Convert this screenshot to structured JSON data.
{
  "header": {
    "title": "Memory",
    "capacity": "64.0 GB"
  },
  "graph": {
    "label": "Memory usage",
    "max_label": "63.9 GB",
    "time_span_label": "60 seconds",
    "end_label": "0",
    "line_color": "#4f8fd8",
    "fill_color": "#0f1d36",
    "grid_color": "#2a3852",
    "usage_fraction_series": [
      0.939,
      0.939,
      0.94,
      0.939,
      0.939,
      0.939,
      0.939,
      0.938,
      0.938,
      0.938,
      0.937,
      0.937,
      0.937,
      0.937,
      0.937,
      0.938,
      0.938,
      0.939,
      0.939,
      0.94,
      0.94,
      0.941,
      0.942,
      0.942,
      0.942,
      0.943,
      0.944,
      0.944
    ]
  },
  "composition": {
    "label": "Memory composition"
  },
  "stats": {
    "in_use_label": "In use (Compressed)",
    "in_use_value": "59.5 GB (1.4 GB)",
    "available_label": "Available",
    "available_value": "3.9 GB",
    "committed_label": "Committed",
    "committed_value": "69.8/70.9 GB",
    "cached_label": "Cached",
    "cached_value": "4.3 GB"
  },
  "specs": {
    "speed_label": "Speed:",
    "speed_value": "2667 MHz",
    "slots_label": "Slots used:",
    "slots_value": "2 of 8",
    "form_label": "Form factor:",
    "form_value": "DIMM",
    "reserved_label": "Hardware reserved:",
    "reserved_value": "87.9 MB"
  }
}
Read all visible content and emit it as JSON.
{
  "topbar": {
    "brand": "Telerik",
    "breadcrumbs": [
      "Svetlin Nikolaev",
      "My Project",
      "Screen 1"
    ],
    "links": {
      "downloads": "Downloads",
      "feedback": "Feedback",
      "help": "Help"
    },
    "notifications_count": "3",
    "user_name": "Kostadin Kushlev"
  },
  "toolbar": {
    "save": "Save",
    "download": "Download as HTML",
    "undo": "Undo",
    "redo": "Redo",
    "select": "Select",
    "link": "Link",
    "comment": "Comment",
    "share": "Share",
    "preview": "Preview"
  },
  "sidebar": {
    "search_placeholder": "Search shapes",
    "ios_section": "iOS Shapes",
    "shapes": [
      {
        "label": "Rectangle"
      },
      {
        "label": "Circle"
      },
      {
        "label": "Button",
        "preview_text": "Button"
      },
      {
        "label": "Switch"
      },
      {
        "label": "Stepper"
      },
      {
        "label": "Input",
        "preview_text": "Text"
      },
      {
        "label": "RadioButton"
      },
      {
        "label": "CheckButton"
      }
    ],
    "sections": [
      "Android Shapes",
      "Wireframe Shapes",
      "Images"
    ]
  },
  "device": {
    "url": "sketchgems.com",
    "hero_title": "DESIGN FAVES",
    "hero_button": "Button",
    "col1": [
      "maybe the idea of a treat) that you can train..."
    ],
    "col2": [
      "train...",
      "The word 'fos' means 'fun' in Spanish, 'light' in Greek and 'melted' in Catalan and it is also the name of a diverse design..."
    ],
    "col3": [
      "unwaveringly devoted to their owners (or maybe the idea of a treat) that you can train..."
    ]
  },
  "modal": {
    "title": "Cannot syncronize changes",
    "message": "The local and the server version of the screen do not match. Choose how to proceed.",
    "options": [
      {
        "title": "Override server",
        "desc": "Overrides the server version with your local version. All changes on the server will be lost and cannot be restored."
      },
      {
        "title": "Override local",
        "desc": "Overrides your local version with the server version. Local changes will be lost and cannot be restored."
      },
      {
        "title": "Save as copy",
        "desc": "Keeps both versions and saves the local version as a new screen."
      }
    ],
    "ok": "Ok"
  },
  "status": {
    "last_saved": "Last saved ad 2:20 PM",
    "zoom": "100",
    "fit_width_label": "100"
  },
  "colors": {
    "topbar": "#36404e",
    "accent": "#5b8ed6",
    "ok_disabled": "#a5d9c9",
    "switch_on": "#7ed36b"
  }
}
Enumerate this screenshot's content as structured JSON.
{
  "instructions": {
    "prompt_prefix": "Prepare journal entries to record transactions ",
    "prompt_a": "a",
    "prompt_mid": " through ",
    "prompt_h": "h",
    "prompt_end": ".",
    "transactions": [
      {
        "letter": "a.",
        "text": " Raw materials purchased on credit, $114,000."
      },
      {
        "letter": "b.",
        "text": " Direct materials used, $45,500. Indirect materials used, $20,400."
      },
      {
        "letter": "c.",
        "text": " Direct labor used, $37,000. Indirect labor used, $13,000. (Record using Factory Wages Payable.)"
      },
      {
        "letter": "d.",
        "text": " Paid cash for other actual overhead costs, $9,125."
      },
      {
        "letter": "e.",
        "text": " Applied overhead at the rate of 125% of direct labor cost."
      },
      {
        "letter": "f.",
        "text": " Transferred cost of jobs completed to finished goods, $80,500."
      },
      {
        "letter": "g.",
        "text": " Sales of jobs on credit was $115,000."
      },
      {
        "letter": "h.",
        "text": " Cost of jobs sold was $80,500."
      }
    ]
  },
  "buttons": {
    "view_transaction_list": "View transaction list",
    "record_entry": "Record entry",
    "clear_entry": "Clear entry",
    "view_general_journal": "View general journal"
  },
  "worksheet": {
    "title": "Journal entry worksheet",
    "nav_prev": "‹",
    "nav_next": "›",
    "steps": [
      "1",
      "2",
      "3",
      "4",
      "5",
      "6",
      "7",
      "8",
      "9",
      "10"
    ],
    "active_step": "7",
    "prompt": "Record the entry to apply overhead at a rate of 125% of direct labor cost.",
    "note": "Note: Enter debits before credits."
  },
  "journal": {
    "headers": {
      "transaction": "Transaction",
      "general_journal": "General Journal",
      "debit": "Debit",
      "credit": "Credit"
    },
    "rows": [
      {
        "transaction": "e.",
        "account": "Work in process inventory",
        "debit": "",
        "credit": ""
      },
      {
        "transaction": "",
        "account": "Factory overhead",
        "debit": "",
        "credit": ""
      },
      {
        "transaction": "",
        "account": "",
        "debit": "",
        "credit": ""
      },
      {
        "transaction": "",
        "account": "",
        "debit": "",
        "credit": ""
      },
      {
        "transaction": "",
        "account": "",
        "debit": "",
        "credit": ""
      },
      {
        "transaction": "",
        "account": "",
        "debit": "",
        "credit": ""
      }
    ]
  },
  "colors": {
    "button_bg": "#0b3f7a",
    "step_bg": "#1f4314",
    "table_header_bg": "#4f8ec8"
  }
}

________________

THE REQUEST
Reproduce the full listing above, character for character.

RESULT OF THIS EXERCISE
Convert this screenshot to structured JSON data.
{
  "header": {
    "title": "Memory",
    "capacity": "64.0 GB"
  },
  "graph": {
    "label": "Memory usage",
    "max_label": "63.9 GB",
    "time_span_label": "60 seconds",
    "end_label": "0",
    "line_color": "#4f8fd8",
    "fill_color": "#0f1d36",
    "grid_color": "#2a3852",
    "usage_fraction_series": [
      0.939,
      0.939,
      0.94,
      0.939,
      0.939,
      0.939,
      0.939,
      0.938,
      0.938,
      0.938,
      0.937,
      0.937,
      0.937,
      0.937,
      0.937,
      0.938,
      0.938,
      0.939,
      0.939,
      0.94,
      0.94,
      0.941,
      0.942,
      0.942,
      0.942,
      0.943,
      0.944,
      0.944
    ]
  },
  "composition": {
    "label": "Memory composition"
  },
  "stats": {
    "in_use_label": "In use (Compressed)",
    "in_use_value": "59.5 GB (1.4 GB)",
    "available_label": "Available",
    "available_value": "3.9 GB",
    "committed_label": "Committed",
    "committed_value": "69.8/70.9 GB",
    "cached_label": "Cached",
    "cached_value": "4.3 GB"
  },
  "specs": {
    "speed_label": "Speed:",
    "speed_value": "2667 MHz",
    "slots_label": "Slots used:",
    "slots_value": "2 of 8",
    "form_label": "Form factor:",
    "form_value": "DIMM",
    "reserved_label": "Hardware reserved:",
    "reserved_value": "87.9 MB"
  }
}
Read all visible content and emit it as JSON.
{
  "topbar": {
    "brand": "Telerik",
    "breadcrumbs": [
      "Svetlin Nikolaev",
      "My Project",
      "Screen 1"
    ],
    "links": {
      "downloads": "Downloads",
      "feedback": "Feedback",
      "help": "Help"
    },
    "notifications_count": "3",
    "user_name": "Kostadin Kushlev"
  },
  "toolbar": {
    "save": "Save",
    "download": "Download as HTML",
    "undo": "Undo",
    "redo": "Redo",
    "select": "Select",
    "link": "Link",
    "comment": "Comment",
    "share": "Share",
    "preview": "Preview"
  },
  "sidebar": {
    "search_placeholder": "Search shapes",
    "ios_section": "iOS Shapes",
    "shapes": [
      {
        "label": "Rectangle"
      },
      {
        "label": "Circle"
      },
      {
        "label": "Button",
        "preview_text": "Button"
      },
      {
        "label": "Switch"
      },
      {
        "label": "Stepper"
      },
      {
        "label": "Input",
        "preview_text": "Text"
      },
      {
        "label": "RadioButton"
      },
      {
        "label": "CheckButton"
      }
    ],
    "sections": [
      "Android Shapes",
      "Wireframe Shapes",
      "Images"
    ]
  },
  "device": {
    "url": "sketchgems.com",
    "hero_title": "DESIGN FAVES",
    "hero_button": "Button",
    "col1": [
      "maybe the idea of a treat) that you can train..."
    ],
    "col2": [
      "train...",
      "The word 'fos' means 'fun' in Spanish, 'light' in Greek and 'melted' in Catalan and it is also the name of a diverse design..."
    ],
    "col3": [
      "unwaveringly devoted to their owners (or maybe the idea of a treat) that you can train..."
    ]
  },
  "modal": {
    "title": "Cannot syncronize changes",
    "message": "The local and the server version of the screen do not match. Choose how to proceed.",
    "options": [
      {
        "title": "Override server",
        "desc": "Overrides the server version with your local version. All changes on the server will be lost and cannot be restored."
      },
      {
        "title": "Override local",
        "desc": "Overrides your local version with the server version. Local changes will be lost and cannot be restored."
      },
      {
        "title": "Save as copy",
        "desc": "Keeps both versions and saves the local version as a new screen."
      }
    ],
    "ok": "Ok"
  },
  "status": {
    "last_saved": "Last saved ad 2:20 PM",
    "zoom": "100",
    "fit_width_label": "100"
  },
  "colors": {
    "topbar": "#36404e",
    "accent": "#5b8ed6",
    "ok_disabled": "#a5d9c9",
    "switch_on": "#7ed36b"
  }
}
Enumerate this screenshot's content as structured JSON.
{
  "instructions": {
    "prompt_prefix": "Prepare journal entries to record transactions ",
    "prompt_a": "a",
    "prompt_mid": " through ",
    "prompt_h": "h",
    "prompt_end": ".",
    "transactions": [
      {
        "letter": "a.",
        "text": " Raw materials purchased on credit, $114,000."
      },
      {
        "letter": "b.",
        "text": " Direct materials used, $45,500. Indirect materials used, $20,400."
      },
      {
        "letter": "c.",
        "text": " Direct labor used, $37,000. Indirect labor used, $13,000. (Record using Factory Wages Payable.)"
      },
      {
        "letter": "d.",
        "text": " Paid cash for other actual overhead costs, $9,125."
      },
      {
        "letter": "e.",
        "text": " Applied overhead at the rate of 125% of direct labor cost."
      },
      {
        "letter": "f.",
        "text": " Transferred cost of jobs completed to finished goods, $80,500."
      },
      {
        "letter": "g.",
        "text": " Sales of jobs on credit was $115,000."
      },
      {
        "letter": "h.",
        "text": " Cost of jobs sold was $80,500."
      }
    ]
  },
  "buttons": {
    "view_transaction_list": "View transaction list",
    "record_entry": "Record entry",
    "clear_entry": "Clear entry",
    "view_general_journal": "View general journal"
  },
  "worksheet": {
    "title": "Journal entry worksheet",
    "nav_prev": "‹",
    "nav_next": "›",
    "steps": [
      "1",
      "2",
      "3",
      "4",
      "5",
      "6",
      "7",
      "8",
      "9",
      "10"
    ],
    "active_step": "7",
    "prompt": "Record the entry to apply overhead at a rate of 125% of direct labor cost.",
    "note": "Note: Enter debits before credits."
  },
  "journal": {
    "headers": {
      "transaction": "Transaction",
      "general_journal": "General Journal",
      "debit": "Debit",
      "credit": "Credit"
    },
    "rows": [
      {
        "transaction": "e.",
        "account": "Work in process inventory",
        "debit": "",
        "credit": ""
      },
      {
        "transaction": "",
        "account": "Factory overhead",
        "debit": "",
        "credit": ""
      },
      {
        "transaction": "",
        "account": "",
        "debit": "",
        "credit": ""
      },
      {
        "transaction": "",
        "account": "",
        "debit": "",
        "credit": ""
      },
      {
        "transaction": "",
        "account": "",
        "debit": "",
        "credit": ""
      },
      {
        "transaction": "",
        "account": "",
        "debit": "",
        "credit": ""
      }
    ]
  },
  "colors": {
    "button_bg": "#0b3f7a",
    "step_bg": "#1f4314",
    "table_header_bg": "#4f8ec8"
  }
}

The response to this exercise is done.